• Dataset items
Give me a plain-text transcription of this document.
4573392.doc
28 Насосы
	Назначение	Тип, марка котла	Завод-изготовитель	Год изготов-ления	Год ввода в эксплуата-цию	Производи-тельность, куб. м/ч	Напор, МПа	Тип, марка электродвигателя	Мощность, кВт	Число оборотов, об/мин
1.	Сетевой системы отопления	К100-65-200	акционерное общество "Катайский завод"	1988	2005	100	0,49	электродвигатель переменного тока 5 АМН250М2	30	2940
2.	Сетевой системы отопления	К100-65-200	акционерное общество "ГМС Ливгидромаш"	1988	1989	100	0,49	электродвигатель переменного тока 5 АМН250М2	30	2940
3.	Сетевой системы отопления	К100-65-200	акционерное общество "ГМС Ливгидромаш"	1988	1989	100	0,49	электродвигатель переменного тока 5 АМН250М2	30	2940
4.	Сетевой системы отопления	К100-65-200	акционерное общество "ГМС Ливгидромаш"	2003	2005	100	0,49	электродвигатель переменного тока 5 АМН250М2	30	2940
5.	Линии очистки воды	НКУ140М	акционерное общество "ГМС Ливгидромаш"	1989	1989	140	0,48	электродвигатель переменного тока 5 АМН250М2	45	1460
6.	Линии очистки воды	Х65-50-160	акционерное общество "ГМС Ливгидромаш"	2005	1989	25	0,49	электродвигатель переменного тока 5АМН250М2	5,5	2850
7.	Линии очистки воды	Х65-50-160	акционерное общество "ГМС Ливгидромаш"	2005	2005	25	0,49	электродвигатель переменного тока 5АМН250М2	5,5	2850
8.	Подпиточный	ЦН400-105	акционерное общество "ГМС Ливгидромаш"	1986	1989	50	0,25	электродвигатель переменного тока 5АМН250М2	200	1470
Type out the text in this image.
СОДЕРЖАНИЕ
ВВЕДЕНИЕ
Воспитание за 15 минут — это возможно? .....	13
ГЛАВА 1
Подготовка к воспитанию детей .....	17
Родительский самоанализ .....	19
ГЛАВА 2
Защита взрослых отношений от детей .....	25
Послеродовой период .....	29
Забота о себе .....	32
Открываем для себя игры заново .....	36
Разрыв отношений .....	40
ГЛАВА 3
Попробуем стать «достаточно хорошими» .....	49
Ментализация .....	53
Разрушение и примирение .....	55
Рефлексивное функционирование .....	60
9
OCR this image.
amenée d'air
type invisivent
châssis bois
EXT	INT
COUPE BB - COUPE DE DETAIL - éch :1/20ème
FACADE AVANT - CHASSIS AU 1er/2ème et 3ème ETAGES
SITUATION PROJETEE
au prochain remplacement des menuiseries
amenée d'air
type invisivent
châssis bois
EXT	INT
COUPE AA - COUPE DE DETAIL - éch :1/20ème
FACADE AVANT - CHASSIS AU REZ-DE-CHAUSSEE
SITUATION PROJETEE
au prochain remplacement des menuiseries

• SET TASK
Please quote the records above exactly, without skipping a line.

• EXERCISE OUTPUT
Give me a plain-text transcription of this document.
4573392.doc
28 Насосы
	Назначение	Тип, марка котла	Завод-изготовитель	Год изготов-ления	Год ввода в эксплуата-цию	Производи-тельность, куб. м/ч	Напор, МПа	Тип, марка электродвигателя	Мощность, кВт	Число оборотов, об/мин
1.	Сетевой системы отопления	К100-65-200	акционерное общество "Катайский завод"	1988	2005	100	0,49	электродвигатель переменного тока 5 АМН250М2	30	2940
2.	Сетевой системы отопления	К100-65-200	акционерное общество "ГМС Ливгидромаш"	1988	1989	100	0,49	электродвигатель переменного тока 5 АМН250М2	30	2940
3.	Сетевой системы отопления	К100-65-200	акционерное общество "ГМС Ливгидромаш"	1988	1989	100	0,49	электродвигатель переменного тока 5 АМН250М2	30	2940
4.	Сетевой системы отопления	К100-65-200	акционерное общество "ГМС Ливгидромаш"	2003	2005	100	0,49	электродвигатель переменного тока 5 АМН250М2	30	2940
5.	Линии очистки воды	НКУ140М	акционерное общество "ГМС Ливгидромаш"	1989	1989	140	0,48	электродвигатель переменного тока 5 АМН250М2	45	1460
6.	Линии очистки воды	Х65-50-160	акционерное общество "ГМС Ливгидромаш"	2005	1989	25	0,49	электродвигатель переменного тока 5АМН250М2	5,5	2850
7.	Линии очистки воды	Х65-50-160	акционерное общество "ГМС Ливгидромаш"	2005	2005	25	0,49	электродвигатель переменного тока 5АМН250М2	5,5	2850
8.	Подпиточный	ЦН400-105	акционерное общество "ГМС Ливгидромаш"	1986	1989	50	0,25	электродвигатель переменного тока 5АМН250М2	200	1470
Type out the text in this image.
СОДЕРЖАНИЕ
ВВЕДЕНИЕ
Воспитание за 15 минут — это возможно? .....	13
ГЛАВА 1
Подготовка к воспитанию детей .....	17
Родительский самоанализ .....	19
ГЛАВА 2
Защита взрослых отношений от детей .....	25
Послеродовой период .....	29
Забота о себе .....	32
Открываем для себя игры заново .....	36
Разрыв отношений .....	40
ГЛАВА 3
Попробуем стать «достаточно хорошими» .....	49
Ментализация .....	53
Разрушение и примирение .....	55
Рефлексивное функционирование .....	60
9
OCR this image.
amenée d'air
type invisivent
châssis bois
EXT	INT
COUPE BB - COUPE DE DETAIL - éch :1/20ème
FACADE AVANT - CHASSIS AU 1er/2ème et 3ème ETAGES
SITUATION PROJETEE
au prochain remplacement des menuiseries
amenée d'air
type invisivent
châssis bois
EXT	INT
COUPE AA - COUPE DE DETAIL - éch :1/20ème
FACADE AVANT - CHASSIS AU REZ-DE-CHAUSSEE
SITUATION PROJETEE
au prochain remplacement des menuiseries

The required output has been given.